#### Given instruction
Return the whole listing, line for line, without the pictures in it.

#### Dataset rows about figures
▬▬▬▬▬▬

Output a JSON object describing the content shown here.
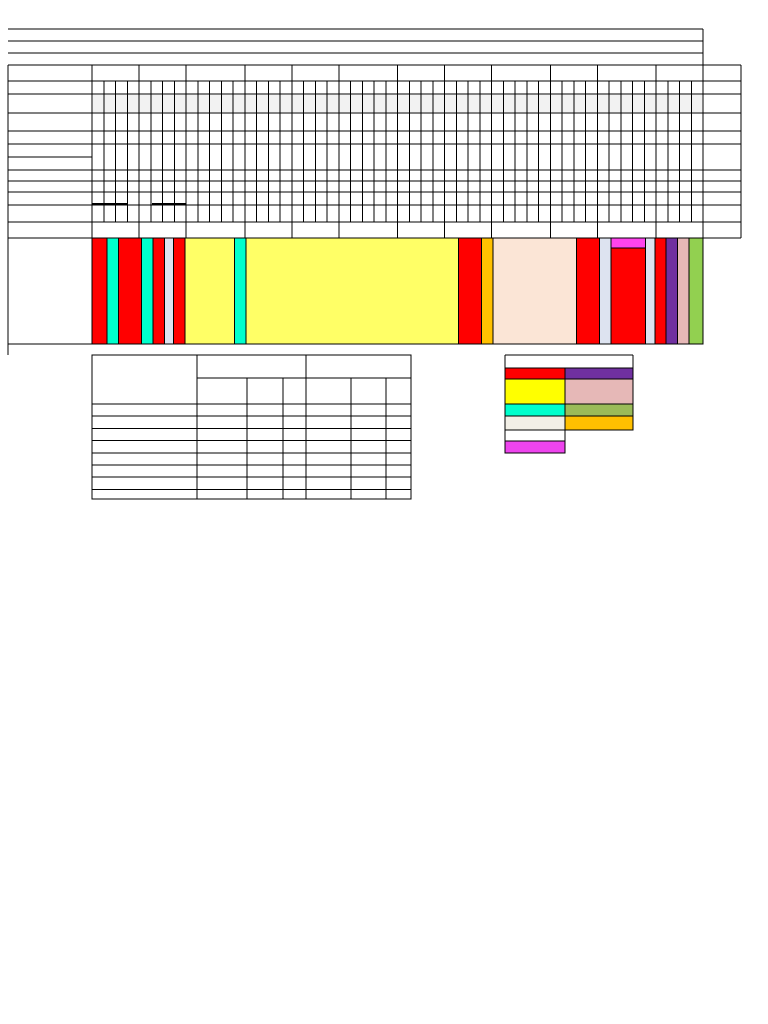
{
  "sheet": {
    "title_rows": 3,
    "month_groups": 12,
    "week_columns_per_group": [
      4,
      4,
      5,
      4,
      4,
      5,
      4,
      4,
      5,
      4,
      5,
      4
    ],
    "bar_rows": 7,
    "schedule_segments": [
      {
        "color": "#ff0000",
        "cols": 1.3
      },
      {
        "color": "#00ffcc",
        "cols": 1.0
      },
      {
        "color": "#ff0000",
        "cols": 2.0
      },
      {
        "color": "#00ffcc",
        "cols": 1.0
      },
      {
        "color": "#ff0000",
        "cols": 1.0
      },
      {
        "color": "#dde3f0",
        "cols": 0.8
      },
      {
        "color": "#ff0000",
        "cols": 1.0
      },
      {
        "color": "#ffff66",
        "cols": 4.3
      },
      {
        "color": "#00ffcc",
        "cols": 1.0
      },
      {
        "color": "#ffff66",
        "cols": 18.5
      },
      {
        "color": "#ff0000",
        "cols": 2.0
      },
      {
        "color": "#ffc000",
        "cols": 1.0
      },
      {
        "color": "#fbe5d6",
        "cols": 7.3
      },
      {
        "color": "#ff0000",
        "cols": 2.0
      },
      {
        "color": "#dde3f0",
        "cols": 1.0
      },
      {
        "color": "#ff0000",
        "cols": 3.0,
        "top_color": "#ff44ee"
      },
      {
        "color": "#dde3f0",
        "cols": 0.8
      },
      {
        "color": "#ff0000",
        "cols": 1.0
      },
      {
        "color": "#7030a0",
        "cols": 1.0
      },
      {
        "color": "#e6b8b7",
        "cols": 1.0
      },
      {
        "color": "#92d050",
        "cols": 1.2
      }
    ]
  },
  "summary_table": {
    "rows": 8,
    "cols_per_group": 3,
    "groups": 2
  },
  "legend": {
    "swatches": [
      {
        "left": "#ff0000",
        "right": "#7030a0"
      },
      {
        "left": "#ffff00",
        "right": "#e6b8b7"
      },
      {
        "left": "#00ffcc",
        "right": "#9bbb59"
      },
      {
        "left": "#f2efe6",
        "right": "#ffc000"
      },
      {
        "left": "#ffffff",
        "right": ""
      },
      {
        "left": "#ee44ee",
        "right": ""
      }
    ]
  }
}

▬▬▬▬▬▬

#### Task output
Output a JSON object describing the content shown here.
{
  "sheet": {
    "title_rows": 3,
    "month_groups": 12,
    "week_columns_per_group": [
      4,
      4,
      5,
      4,
      4,
      5,
      4,
      4,
      5,
      4,
      5,
      4
    ],
    "bar_rows": 7,
    "schedule_segments": [
      {
        "color": "#ff0000",
        "cols": 1.3
      },
      {
        "color": "#00ffcc",
        "cols": 1.0
      },
      {
        "color": "#ff0000",
        "cols": 2.0
      },
      {
        "color": "#00ffcc",
        "cols": 1.0
      },
      {
        "color": "#ff0000",
        "cols": 1.0
      },
      {
        "color": "#dde3f0",
        "cols": 0.8
      },
      {
        "color": "#ff0000",
        "cols": 1.0
      },
      {
        "color": "#ffff66",
        "cols": 4.3
      },
      {
        "color": "#00ffcc",
        "cols": 1.0
      },
      {
        "color": "#ffff66",
        "cols": 18.5
      },
      {
        "color": "#ff0000",
        "cols": 2.0
      },
      {
        "color": "#ffc000",
        "cols": 1.0
      },
      {
        "color": "#fbe5d6",
        "cols": 7.3
      },
      {
        "color": "#ff0000",
        "cols": 2.0
      },
      {
        "color": "#dde3f0",
        "cols": 1.0
      },
      {
        "color": "#ff0000",
        "cols": 3.0,
        "top_color": "#ff44ee"
      },
      {
        "color": "#dde3f0",
        "cols": 0.8
      },
      {
        "color": "#ff0000",
        "cols": 1.0
      },
      {
        "color": "#7030a0",
        "cols": 1.0
      },
      {
        "color": "#e6b8b7",
        "cols": 1.0
      },
      {
        "color": "#92d050",
        "cols": 1.2
      }
    ]
  },
  "summary_table": {
    "rows": 8,
    "cols_per_group": 3,
    "groups": 2
  },
  "legend": {
    "swatches": [
      {
        "left": "#ff0000",
        "right": "#7030a0"
      },
      {
        "left": "#ffff00",
        "right": "#e6b8b7"
      },
      {
        "left": "#00ffcc",
        "right": "#9bbb59"
      },
      {
        "left": "#f2efe6",
        "right": "#ffc000"
      },
      {
        "left": "#ffffff",
        "right": ""
      },
      {
        "left": "#ee44ee",
        "right": ""
      }
    ]
  }
}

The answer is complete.